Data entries
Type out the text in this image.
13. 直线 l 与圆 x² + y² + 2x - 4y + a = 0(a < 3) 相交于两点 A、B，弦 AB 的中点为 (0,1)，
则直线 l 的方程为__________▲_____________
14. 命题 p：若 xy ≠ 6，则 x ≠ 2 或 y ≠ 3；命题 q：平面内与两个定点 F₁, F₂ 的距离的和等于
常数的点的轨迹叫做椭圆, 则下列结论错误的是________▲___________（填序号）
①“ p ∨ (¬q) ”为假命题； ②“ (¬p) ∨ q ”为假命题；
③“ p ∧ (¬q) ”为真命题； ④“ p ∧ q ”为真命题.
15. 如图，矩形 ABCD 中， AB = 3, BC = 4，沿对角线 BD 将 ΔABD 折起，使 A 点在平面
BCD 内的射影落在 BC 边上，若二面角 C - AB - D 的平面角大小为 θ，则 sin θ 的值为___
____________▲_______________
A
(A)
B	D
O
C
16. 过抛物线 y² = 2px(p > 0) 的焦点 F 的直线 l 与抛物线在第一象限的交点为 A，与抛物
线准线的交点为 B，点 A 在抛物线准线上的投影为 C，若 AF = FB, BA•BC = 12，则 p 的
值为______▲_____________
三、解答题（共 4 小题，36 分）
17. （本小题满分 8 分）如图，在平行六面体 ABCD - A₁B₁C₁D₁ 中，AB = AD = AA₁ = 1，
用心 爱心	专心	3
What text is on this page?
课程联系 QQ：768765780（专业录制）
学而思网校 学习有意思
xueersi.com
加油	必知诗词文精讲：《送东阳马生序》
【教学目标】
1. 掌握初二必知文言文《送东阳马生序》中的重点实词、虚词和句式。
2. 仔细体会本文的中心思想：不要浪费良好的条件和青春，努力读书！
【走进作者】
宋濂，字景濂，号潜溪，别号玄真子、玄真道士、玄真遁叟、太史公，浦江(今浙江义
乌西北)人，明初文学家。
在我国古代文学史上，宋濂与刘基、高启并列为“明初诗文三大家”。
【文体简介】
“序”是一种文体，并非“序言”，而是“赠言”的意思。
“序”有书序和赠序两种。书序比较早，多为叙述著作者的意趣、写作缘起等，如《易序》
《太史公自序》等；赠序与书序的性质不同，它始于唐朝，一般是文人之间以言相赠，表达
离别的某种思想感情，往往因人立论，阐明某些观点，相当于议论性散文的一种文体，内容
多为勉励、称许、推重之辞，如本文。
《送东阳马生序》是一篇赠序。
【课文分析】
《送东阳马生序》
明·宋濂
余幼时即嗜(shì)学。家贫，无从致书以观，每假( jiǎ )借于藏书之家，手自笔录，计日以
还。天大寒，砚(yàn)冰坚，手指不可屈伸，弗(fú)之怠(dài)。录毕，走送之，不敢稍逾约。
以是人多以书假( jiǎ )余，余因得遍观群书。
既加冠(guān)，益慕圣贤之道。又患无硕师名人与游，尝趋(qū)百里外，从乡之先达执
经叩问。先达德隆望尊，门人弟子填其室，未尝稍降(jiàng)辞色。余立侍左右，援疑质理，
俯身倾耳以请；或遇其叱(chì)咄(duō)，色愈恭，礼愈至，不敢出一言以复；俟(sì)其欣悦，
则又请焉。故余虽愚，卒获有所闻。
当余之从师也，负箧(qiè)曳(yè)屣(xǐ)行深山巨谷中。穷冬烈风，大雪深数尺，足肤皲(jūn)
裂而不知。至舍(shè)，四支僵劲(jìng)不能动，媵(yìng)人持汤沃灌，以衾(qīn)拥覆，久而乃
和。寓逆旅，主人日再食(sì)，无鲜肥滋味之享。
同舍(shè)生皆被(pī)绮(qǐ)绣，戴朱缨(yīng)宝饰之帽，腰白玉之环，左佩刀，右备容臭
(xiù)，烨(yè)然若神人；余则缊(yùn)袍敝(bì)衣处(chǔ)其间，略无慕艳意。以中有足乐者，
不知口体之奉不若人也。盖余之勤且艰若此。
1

Work to do:
Across the entries, how many lines hold the word "text"? Say only the number.

Written response:
2